::: Source text :::

The aim of this talk is review data on genetic and epigenetic factors which may enable individual patient susceptibility to be determined.
Method:
The role of smoking and specific IL-1 and IL-10 gene polymorphisms was investigated in the 5-year University of Queensland Longitudinal Study. Subsequently, focused gene arrays were used to investigate the salivary and peripheral blood transcriptomes and to determine the pattern of growth factor gene expression in gingival fibroblasts of smokers and non-smokers. The EpiTect Methyl II PCR assay (SABioscience) is being used to determine the DNA methylation status of CpG islands in the VEGF-A, HIF-1α, and BMP-2 genes in smokers, former-smokers, and non-smokers.
Result:
There was no direct effect of specific IL-1 and IL-10 gene polymorphisms on the progression of periodontal disease over 5-years while smoking had a direct effect on disease progression and significantly inhibited innate tissue healing. While the level of bacterial DNA contamination was a major issue in determining the salivary transcriptome, BMP8B and IFN-k genes were found to be under-expressed in the peripheral blood of periodontitis subjects. There were significant differences in the pattern of growth factor gene expression in gingival fibroblasts of smokers and non-smokers and the DNA methylation of three specific genes is being investigated.
Conclusion:
Both IL-1 and IL-10 gene polymorphisms are secondary risk factors for periodontal disease progression, while smoking is a primary risk factor. Currently the salivary transcriptome is not suitable to identify patient susceptibility but further longitudinal studies investigating BMP8B and IFN-k gene expression in peripheral blood are warranted. Smoking leads to dysregulation of growth factor genes in the gingival tissues which may be a result of DNA hyper- or hypo- methylation. The relevance of these results to personalised oral health care and the determination of individual patient susceptibility will be discussed.

:::

**Problems to work on:**
A. According to the abstract above, which two genes were under-expressed in the peripheral blood of periodontitis subjects?
B. From the abstract above, extract the stretch from "The aim of this" through "former-smokers, and non-smokers.".

::: Supplied material :::

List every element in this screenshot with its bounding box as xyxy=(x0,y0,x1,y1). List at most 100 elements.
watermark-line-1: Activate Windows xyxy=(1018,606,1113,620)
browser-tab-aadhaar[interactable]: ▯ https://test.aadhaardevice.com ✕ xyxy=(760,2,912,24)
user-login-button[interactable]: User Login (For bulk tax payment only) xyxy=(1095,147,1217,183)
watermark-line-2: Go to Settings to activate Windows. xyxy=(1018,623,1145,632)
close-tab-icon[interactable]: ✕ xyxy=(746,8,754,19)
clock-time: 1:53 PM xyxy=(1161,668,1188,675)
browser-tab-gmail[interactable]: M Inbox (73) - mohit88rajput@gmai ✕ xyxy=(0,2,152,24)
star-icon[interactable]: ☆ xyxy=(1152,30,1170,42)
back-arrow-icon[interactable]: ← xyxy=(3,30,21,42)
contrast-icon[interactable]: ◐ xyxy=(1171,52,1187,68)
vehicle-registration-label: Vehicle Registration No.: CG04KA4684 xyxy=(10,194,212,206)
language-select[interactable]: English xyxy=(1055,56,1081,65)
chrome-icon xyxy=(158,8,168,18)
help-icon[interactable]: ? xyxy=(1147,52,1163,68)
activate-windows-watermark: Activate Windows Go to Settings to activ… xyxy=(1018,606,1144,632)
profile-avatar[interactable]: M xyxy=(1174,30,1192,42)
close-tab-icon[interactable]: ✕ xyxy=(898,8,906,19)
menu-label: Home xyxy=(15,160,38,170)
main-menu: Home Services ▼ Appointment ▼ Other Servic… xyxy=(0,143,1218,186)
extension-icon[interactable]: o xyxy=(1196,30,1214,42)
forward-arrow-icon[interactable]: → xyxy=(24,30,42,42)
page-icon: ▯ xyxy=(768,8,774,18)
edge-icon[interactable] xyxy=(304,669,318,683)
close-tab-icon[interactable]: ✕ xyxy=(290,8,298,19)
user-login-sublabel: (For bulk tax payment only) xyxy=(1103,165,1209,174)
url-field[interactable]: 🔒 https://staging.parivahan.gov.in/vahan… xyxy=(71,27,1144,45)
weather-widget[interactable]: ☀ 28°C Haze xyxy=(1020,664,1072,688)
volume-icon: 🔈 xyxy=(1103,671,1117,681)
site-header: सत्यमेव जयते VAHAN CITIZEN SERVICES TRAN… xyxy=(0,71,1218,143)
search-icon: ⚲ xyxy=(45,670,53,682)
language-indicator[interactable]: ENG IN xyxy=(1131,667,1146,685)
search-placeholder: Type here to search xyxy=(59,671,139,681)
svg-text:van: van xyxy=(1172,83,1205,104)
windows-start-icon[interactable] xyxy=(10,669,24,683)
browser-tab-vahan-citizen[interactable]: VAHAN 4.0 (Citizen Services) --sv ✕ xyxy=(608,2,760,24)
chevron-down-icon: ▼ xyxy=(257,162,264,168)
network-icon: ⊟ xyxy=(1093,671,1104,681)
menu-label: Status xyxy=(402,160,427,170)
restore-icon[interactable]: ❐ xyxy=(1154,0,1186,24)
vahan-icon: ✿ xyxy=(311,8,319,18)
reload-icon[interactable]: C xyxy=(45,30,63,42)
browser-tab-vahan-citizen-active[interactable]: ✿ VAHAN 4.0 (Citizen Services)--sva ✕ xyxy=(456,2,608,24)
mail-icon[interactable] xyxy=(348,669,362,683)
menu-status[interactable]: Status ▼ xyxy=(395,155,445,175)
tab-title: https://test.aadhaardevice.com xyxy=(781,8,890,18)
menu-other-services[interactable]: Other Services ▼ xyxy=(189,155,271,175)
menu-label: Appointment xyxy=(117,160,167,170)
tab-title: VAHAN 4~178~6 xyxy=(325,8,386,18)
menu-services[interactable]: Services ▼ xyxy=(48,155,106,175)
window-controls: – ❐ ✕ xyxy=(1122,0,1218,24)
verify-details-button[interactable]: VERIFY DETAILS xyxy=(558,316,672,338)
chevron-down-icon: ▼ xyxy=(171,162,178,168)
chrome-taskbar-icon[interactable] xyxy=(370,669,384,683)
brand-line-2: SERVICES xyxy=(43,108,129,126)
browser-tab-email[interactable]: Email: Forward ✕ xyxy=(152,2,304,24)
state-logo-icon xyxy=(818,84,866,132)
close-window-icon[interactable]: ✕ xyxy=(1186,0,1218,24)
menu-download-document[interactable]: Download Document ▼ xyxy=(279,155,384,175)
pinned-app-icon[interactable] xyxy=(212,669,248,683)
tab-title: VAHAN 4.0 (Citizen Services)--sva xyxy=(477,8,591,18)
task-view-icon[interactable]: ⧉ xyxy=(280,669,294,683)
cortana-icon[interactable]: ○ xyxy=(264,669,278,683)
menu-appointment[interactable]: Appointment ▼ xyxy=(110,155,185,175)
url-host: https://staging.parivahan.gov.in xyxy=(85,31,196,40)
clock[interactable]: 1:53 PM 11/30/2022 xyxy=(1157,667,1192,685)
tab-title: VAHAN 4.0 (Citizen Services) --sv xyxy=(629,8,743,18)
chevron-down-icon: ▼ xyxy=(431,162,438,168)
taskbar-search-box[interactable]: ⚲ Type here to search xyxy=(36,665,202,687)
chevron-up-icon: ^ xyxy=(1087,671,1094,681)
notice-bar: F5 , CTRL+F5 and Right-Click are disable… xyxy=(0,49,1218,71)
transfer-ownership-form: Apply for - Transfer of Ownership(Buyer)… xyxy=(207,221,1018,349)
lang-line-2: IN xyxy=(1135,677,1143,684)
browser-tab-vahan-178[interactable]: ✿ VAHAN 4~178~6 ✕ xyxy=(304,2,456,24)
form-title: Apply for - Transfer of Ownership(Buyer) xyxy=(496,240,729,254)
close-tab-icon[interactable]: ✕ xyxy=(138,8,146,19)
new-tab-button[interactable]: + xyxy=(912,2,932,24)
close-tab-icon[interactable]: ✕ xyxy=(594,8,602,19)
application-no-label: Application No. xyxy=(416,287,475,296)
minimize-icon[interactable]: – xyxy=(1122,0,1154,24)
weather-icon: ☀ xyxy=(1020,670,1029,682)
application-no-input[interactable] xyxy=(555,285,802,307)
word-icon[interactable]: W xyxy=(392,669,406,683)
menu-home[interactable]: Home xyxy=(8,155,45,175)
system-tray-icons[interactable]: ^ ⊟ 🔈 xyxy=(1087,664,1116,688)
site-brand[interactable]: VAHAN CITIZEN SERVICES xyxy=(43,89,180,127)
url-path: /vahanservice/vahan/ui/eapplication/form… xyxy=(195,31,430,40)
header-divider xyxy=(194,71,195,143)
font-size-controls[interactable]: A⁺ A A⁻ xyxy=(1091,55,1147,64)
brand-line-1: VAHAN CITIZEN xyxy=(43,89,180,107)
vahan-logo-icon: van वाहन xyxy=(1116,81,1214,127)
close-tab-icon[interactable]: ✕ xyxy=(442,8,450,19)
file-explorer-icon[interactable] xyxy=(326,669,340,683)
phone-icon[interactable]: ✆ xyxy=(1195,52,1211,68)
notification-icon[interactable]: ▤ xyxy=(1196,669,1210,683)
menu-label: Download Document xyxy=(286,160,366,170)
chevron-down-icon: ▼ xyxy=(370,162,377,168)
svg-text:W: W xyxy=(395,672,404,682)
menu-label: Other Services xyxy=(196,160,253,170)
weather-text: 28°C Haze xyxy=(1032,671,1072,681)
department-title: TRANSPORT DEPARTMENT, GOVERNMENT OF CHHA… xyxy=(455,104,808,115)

:::

**List of answers:**
A. BMP8B and IFN-k.

B.
The aim of this talk is review data on genetic and epigenetic factors which may enable individual patient susceptibility to be determined.
Method:
The role of smoking and specific IL-1 and IL-10 gene polymorphisms was investigated in the 5-year University of Queensland Longitudinal Study. Subsequently, focused gene arrays were used to investigate the salivary and peripheral blood transcriptomes and to determine the pattern of growth factor gene expression in gingival fibroblasts of smokers and non-smokers. The EpiTect Methyl II PCR assay (SABioscience) is being used to determine the DNA methylation status of CpG islands in the VEGF-A, HIF-1α, and BMP-2 genes in smokers, former-smokers, and non-smokers.